*Document passage*:

- General manager: Curly Lambeau (Vice-President)
- President: L. H. Joannes
- Head coach: Curly Lambeau
- Home stadium: City Stadium Wisconsin State Fair Park

Results
- Record: 7–2–1
- Division place: 2nd NFL Western
- Playoffs: Did not qualify

= 1943 Green Bay Packers season =

NFL team season

The 1943 Green Bay Packers season was their 25th overall and their 23rd season in the National Football League. The team finished with a 7–2–1 record under coach Curly Lambeau, earning a second-place finish in the Western Conference.

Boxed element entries
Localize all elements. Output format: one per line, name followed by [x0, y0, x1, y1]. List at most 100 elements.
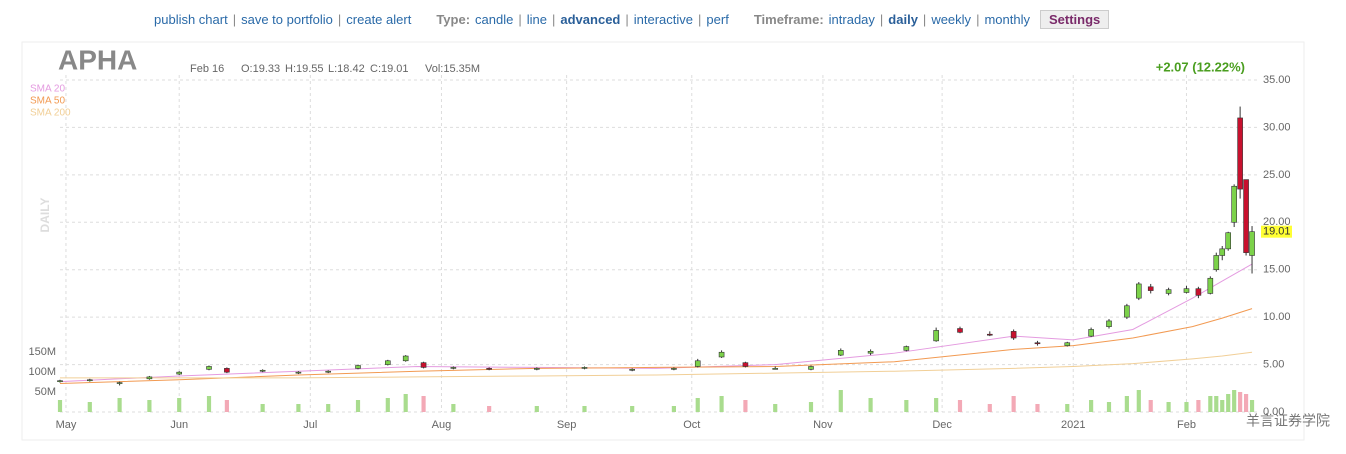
- candle-body: [957, 328, 963, 333]
- volume-bar: [868, 398, 873, 412]
- candle-body: [1135, 283, 1142, 299]
- quote-date: Feb 16: [190, 63, 224, 75]
- candle-body: [867, 350, 874, 354]
- volume-bar: [87, 402, 92, 412]
- link[interactable]: line: [526, 12, 547, 27]
- link[interactable]: intraday: [828, 12, 875, 27]
- candle-body: [837, 350, 844, 356]
- sma-line: [60, 351, 1253, 379]
- volume-bar: [630, 406, 635, 412]
- legend-entry: SMA 200: [30, 108, 71, 119]
- candle-body: [1207, 277, 1214, 294]
- candle-body: [87, 379, 93, 382]
- volume-bar: [743, 400, 748, 412]
- link[interactable]: interactive: [633, 12, 694, 27]
- volume-bar: [451, 404, 456, 412]
- link[interactable]: advanced: [560, 12, 621, 27]
- link[interactable]: monthly: [984, 12, 1030, 27]
- label: Timeframe:: [753, 12, 824, 27]
- volume-bar: [838, 390, 843, 412]
- sma-line: [59, 263, 1253, 383]
- volume-bar: [934, 398, 939, 412]
- volume-bar: [1208, 396, 1213, 412]
- volume-bar: [1196, 400, 1201, 412]
- separator: |: [922, 12, 927, 27]
- link[interactable]: weekly: [931, 12, 972, 27]
- link[interactable]: daily: [888, 12, 918, 27]
- volume-bar: [355, 400, 361, 412]
- sma-line: [59, 308, 1253, 385]
- candle-body: [1225, 232, 1231, 250]
- candle-body: [116, 382, 123, 384]
- candle-body: [1243, 179, 1249, 253]
- candle-body: [671, 368, 677, 370]
- candle-body: [1034, 342, 1041, 345]
- volume-tick-label: 50M: [35, 386, 56, 398]
- separator: |: [232, 12, 237, 27]
- link[interactable]: save to portfolio: [241, 12, 333, 27]
- volume-bar: [1220, 400, 1225, 412]
- candle-body: [1147, 286, 1154, 291]
- candle-body: [295, 371, 302, 374]
- candle-body: [146, 376, 153, 380]
- candle-body: [224, 368, 230, 373]
- x-tick-label: Feb: [1177, 419, 1196, 431]
- candle-body: [1010, 331, 1017, 339]
- volume-bar: [1249, 400, 1255, 412]
- volume-bar: [1124, 396, 1129, 412]
- quote-close: C:19.01: [370, 63, 409, 75]
- link[interactable]: perf: [706, 12, 729, 27]
- separator: |: [976, 12, 980, 27]
- candle-body: [1249, 231, 1255, 256]
- volume-bar: [1166, 402, 1171, 412]
- volume-bar: [487, 406, 492, 412]
- volume-tick-label: 150M: [28, 346, 56, 358]
- watermark: 羊言证券学院: [1246, 413, 1330, 429]
- volume-bar: [1243, 394, 1249, 412]
- candle-body: [1088, 329, 1094, 337]
- chart-frame: [21, 41, 1305, 441]
- candle-body: [1237, 117, 1243, 190]
- volume-bar: [260, 404, 265, 412]
- settings-button[interactable]: Settings: [1039, 10, 1110, 29]
- x-tick-label: Aug: [432, 419, 452, 431]
- volume-bar: [1089, 400, 1094, 412]
- volume-bar: [671, 406, 676, 412]
- change: +2.07 (12.22%): [1156, 59, 1245, 74]
- volume-bar: [1136, 390, 1141, 412]
- x-tick-label: Dec: [932, 419, 952, 431]
- candle-body: [420, 362, 427, 368]
- volume-bar: [1106, 402, 1112, 412]
- volume-bar: [421, 396, 426, 412]
- y-tick-label: 25.00: [1263, 169, 1291, 181]
- candle-body: [259, 369, 266, 372]
- volume-bar: [773, 404, 778, 412]
- link[interactable]: create alert: [346, 12, 412, 27]
- candle-body: [450, 367, 457, 369]
- candle-body: [385, 360, 391, 365]
- legend-entry: SMA 50: [30, 96, 65, 107]
- volume-bar: [177, 398, 182, 412]
- candle-body: [1231, 185, 1237, 223]
- volume-bar: [1226, 394, 1231, 412]
- x-tick-label: Jun: [170, 419, 188, 431]
- volume-bar: [534, 406, 539, 412]
- volume-bar: [1011, 396, 1016, 412]
- separator: |: [879, 12, 884, 27]
- volume-bar: [224, 400, 229, 412]
- volume-bar: [904, 400, 909, 412]
- candle-body: [1213, 255, 1220, 271]
- volume-bar: [1035, 404, 1040, 412]
- quote-low: L:18.42: [328, 63, 365, 75]
- link[interactable]: publish chart: [154, 12, 228, 27]
- link[interactable]: candle: [475, 12, 514, 27]
- y-tick-label: 35.00: [1263, 74, 1291, 86]
- volume-bar: [695, 398, 700, 412]
- candle-body: [534, 368, 540, 370]
- volume-bar: [147, 400, 152, 412]
- candle-body: [808, 366, 814, 370]
- candle-body: [986, 333, 993, 336]
- y-tick-label: 20.00: [1263, 216, 1291, 228]
- candle-body: [581, 367, 588, 369]
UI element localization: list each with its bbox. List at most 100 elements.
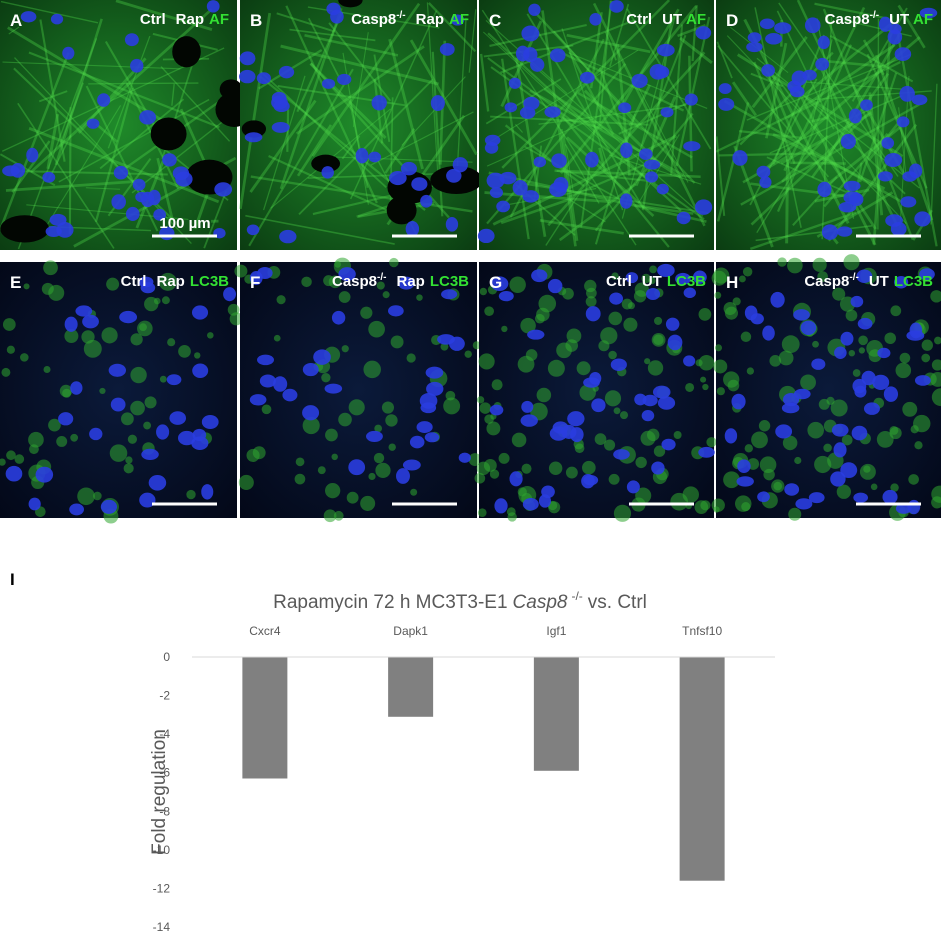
nucleus (620, 142, 633, 159)
panel-condition: Casp8-/- Rap AF (351, 10, 469, 28)
nucleus (585, 151, 599, 168)
fiber (560, 129, 579, 242)
speck (109, 444, 128, 462)
fiber (94, 87, 134, 223)
fiber (599, 0, 612, 123)
speck (613, 407, 621, 415)
panel-letter: C (489, 11, 501, 30)
speck (158, 272, 177, 291)
nucleus (609, 292, 623, 305)
fiber (715, 136, 726, 216)
nucleus (883, 386, 899, 402)
panel-condition: Ctrl UT LC3B (606, 273, 706, 290)
fiber (777, 78, 821, 137)
fiber (0, 52, 70, 231)
speck (479, 402, 491, 414)
panel-letter: F (250, 273, 260, 292)
nucleus (523, 96, 540, 111)
panel-condition: Ctrl Rap LC3B (121, 273, 230, 290)
gap (241, 120, 267, 138)
speck (716, 387, 725, 396)
fiber (54, 18, 103, 166)
nucleus (520, 414, 538, 427)
nucleus (321, 166, 334, 179)
fiber (500, 197, 572, 225)
speck (700, 376, 707, 383)
fiber (309, 62, 387, 139)
panel-condition: Ctrl Rap AF (140, 11, 229, 28)
fiber (30, 8, 213, 173)
genotype: Casp8 (332, 273, 377, 290)
fiber (481, 9, 637, 246)
nucleus (817, 35, 830, 50)
fiber (388, 38, 424, 170)
nucleus (426, 381, 444, 396)
nucleus (579, 71, 595, 84)
fiber (739, 129, 803, 139)
speck (0, 458, 6, 466)
nucleus (302, 405, 320, 421)
speck (603, 439, 616, 451)
nucleus (56, 222, 74, 238)
fiber (637, 134, 680, 204)
gap (172, 36, 201, 68)
speck (521, 463, 532, 474)
nucleus (831, 423, 849, 437)
fiber (485, 49, 639, 145)
nucleus (130, 58, 144, 73)
fiber (749, 211, 857, 251)
fiber (547, 51, 706, 227)
fiber (541, 10, 577, 247)
nucleus (246, 224, 260, 236)
speck (586, 287, 597, 299)
speck (130, 366, 147, 384)
nucleus (746, 41, 763, 53)
speck (685, 382, 695, 392)
speck (120, 412, 134, 426)
nucleus (793, 309, 810, 321)
fiber (486, 113, 604, 167)
speck (509, 276, 526, 294)
fiber (566, 136, 655, 217)
speck (478, 353, 495, 370)
speck (390, 335, 404, 349)
nucleus (544, 106, 561, 118)
speck (787, 257, 803, 274)
nucleus (770, 291, 785, 308)
speck (20, 353, 29, 362)
gap (338, 0, 363, 8)
nucleus (494, 498, 508, 514)
fiber (897, 4, 926, 49)
speck (782, 435, 798, 451)
nucleus (639, 148, 653, 160)
nucleus (337, 73, 352, 86)
nucleus (585, 306, 601, 322)
speck (742, 267, 753, 277)
treatment: UT (869, 273, 889, 290)
nucleus (856, 269, 873, 284)
treatment: Rap (176, 11, 204, 28)
treatment: UT (889, 11, 909, 28)
speck (769, 354, 782, 367)
fiber (298, 78, 434, 216)
fiber (68, 107, 72, 235)
speck (443, 397, 461, 415)
speck (832, 287, 846, 301)
nucleus (887, 29, 903, 45)
speck (29, 444, 39, 455)
fiber (370, 111, 474, 166)
fiber (250, 175, 473, 213)
speck (317, 466, 326, 475)
fiber (296, 124, 333, 177)
speck (653, 445, 666, 457)
speck (812, 340, 819, 348)
speck (778, 350, 794, 366)
fiber (822, 8, 914, 240)
fiber (769, 94, 903, 154)
category-label: Cxcr4 (249, 624, 281, 638)
speck (608, 311, 623, 326)
speck (738, 275, 746, 283)
fiber (765, 42, 788, 139)
nucleus (409, 435, 425, 449)
speck (489, 469, 500, 479)
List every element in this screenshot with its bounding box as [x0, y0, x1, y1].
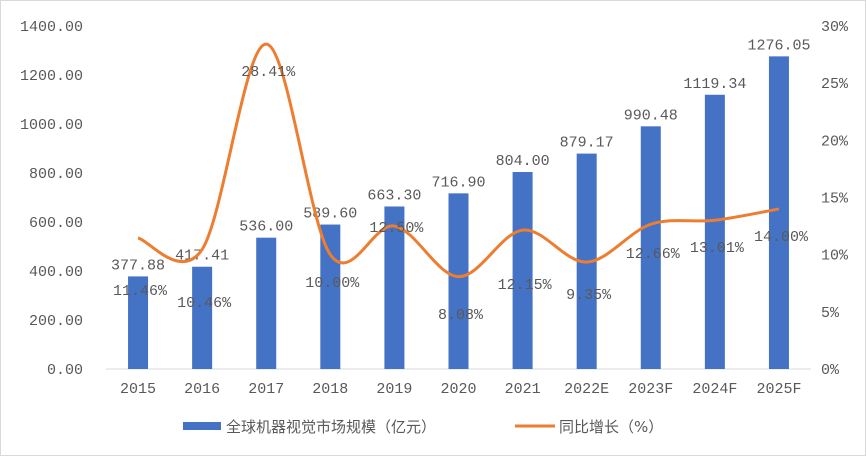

*Required task*: Rewrite the passage of the 1943 Green Bay Packers season text between "NFL team season" and "the Western Conference.", inclusive, substituting "Western Division" for "Western Conference".

*Written answer*:
NFL team season

The 1943 Green Bay Packers season was their 25th overall and their 23rd season in the National Football League. The team finished with a 7–2–1 record under coach Curly Lambeau, earning a second-place finish in the Western Division.